_Your goal_
Copy the material that follows word for word and omit its pictures.

_Provided records_
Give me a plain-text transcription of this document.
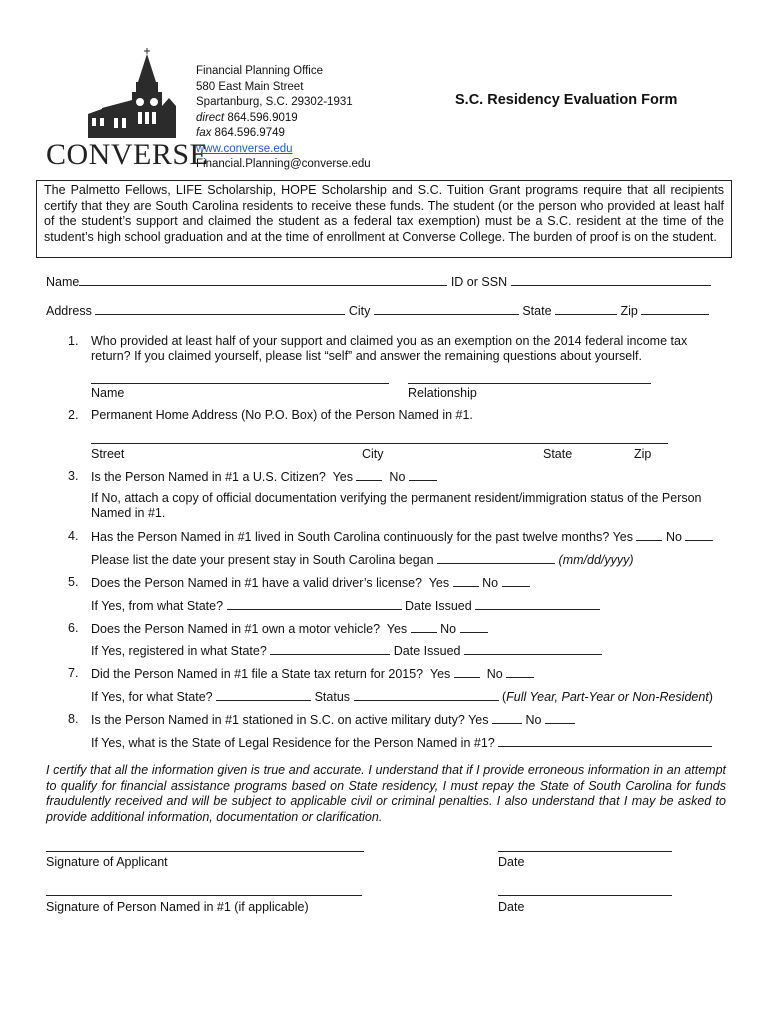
CONVERSE
Financial Planning Office
580 East Main Street
Spartanburg, S.C. 29302-1931
direct 864.596.9019
fax 864.596.9749
www.converse.edu
Financial.Planning@converse.edu
S.C. Residency Evaluation Form
The Palmetto Fellows, LIFE Scholarship, HOPE Scholarship and S.C. Tuition Grant programs require that all recipients certify that they are South Carolina residents to receive these funds. The student (or the person who provided at least half of the student’s support and claimed the student as a federal tax exemption) must be a S.C. resident at the time of the student’s high school graduation and at the time of enrollment at Converse College. The burden of proof is on the student.
Name	ID or SSN
Address	City	State	Zip
1. Who provided at least half of your support and claimed you as an exemption on the 2014 federal income tax
return? If you claimed yourself, please list “self” and answer the remaining questions about yourself.
Name	Relationship
2. Permanent Home Address (No P.O. Box) of the Person Named in #1.
Street	City	State	Zip
3. Is the Person Named in #1 a U.S. Citizen? Yes	No
If No, attach a copy of official documentation verifying the permanent resident/immigration status of the Person
Named in #1.
4. Has the Person Named in #1 lived in South Carolina continuously for the past twelve months? Yes	No
Please list the date your present stay in South Carolina began	(mm/dd/yyyy)
5. Does the Person Named in #1 have a valid driver’s license? Yes	No
If Yes, from what State?	Date Issued
6. Does the Person Named in #1 own a motor vehicle? Yes	No
If Yes, registered in what State?	Date Issued
7. Did the Person Named in #1 file a State tax return for 2015? Yes	No
If Yes, for what State?	Status	(Full Year, Part-Year or Non-Resident)
8. Is the Person Named in #1 stationed in S.C. on active military duty? Yes	No
If Yes, what is the State of Legal Residence for the Person Named in #1?
I certify that all the information given is true and accurate. I understand that if I provide erroneous information in an attempt to qualify for financial assistance programs based on State residency, I must repay the State of South Carolina for funds fraudulently received and will be subject to applicable civil or criminal penalties. I also understand that I may be asked to provide additional information, documentation or clarification.
Signature of Applicant	Date
Signature of Person Named in #1 (if applicable)	Date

_Exercise solution_
Give me a plain-text transcription of this document.
CONVERSE
Financial Planning Office
580 East Main Street
Spartanburg, S.C. 29302-1931
direct 864.596.9019
fax 864.596.9749
www.converse.edu
Financial.Planning@converse.edu
S.C. Residency Evaluation Form
The Palmetto Fellows, LIFE Scholarship, HOPE Scholarship and S.C. Tuition Grant programs require that all recipients certify that they are South Carolina residents to receive these funds. The student (or the person who provided at least half of the student’s support and claimed the student as a federal tax exemption) must be a S.C. resident at the time of the student’s high school graduation and at the time of enrollment at Converse College. The burden of proof is on the student.
Name	ID or SSN
Address	City	State	Zip
1. Who provided at least half of your support and claimed you as an exemption on the 2014 federal income tax
return? If you claimed yourself, please list “self” and answer the remaining questions about yourself.
Name	Relationship
2. Permanent Home Address (No P.O. Box) of the Person Named in #1.
Street	City	State	Zip
3. Is the Person Named in #1 a U.S. Citizen? Yes	No
If No, attach a copy of official documentation verifying the permanent resident/immigration status of the Person
Named in #1.
4. Has the Person Named in #1 lived in South Carolina continuously for the past twelve months? Yes	No
Please list the date your present stay in South Carolina began	(mm/dd/yyyy)
5. Does the Person Named in #1 have a valid driver’s license? Yes	No
If Yes, from what State?	Date Issued
6. Does the Person Named in #1 own a motor vehicle? Yes	No
If Yes, registered in what State?	Date Issued
7. Did the Person Named in #1 file a State tax return for 2015? Yes	No
If Yes, for what State?	Status	(Full Year, Part-Year or Non-Resident)
8. Is the Person Named in #1 stationed in S.C. on active military duty? Yes	No
If Yes, what is the State of Legal Residence for the Person Named in #1?
I certify that all the information given is true and accurate. I understand that if I provide erroneous information in an attempt to qualify for financial assistance programs based on State residency, I must repay the State of South Carolina for funds fraudulently received and will be subject to applicable civil or criminal penalties. I also understand that I may be asked to provide additional information, documentation or clarification.
Signature of Applicant	Date
Signature of Person Named in #1 (if applicable)	Date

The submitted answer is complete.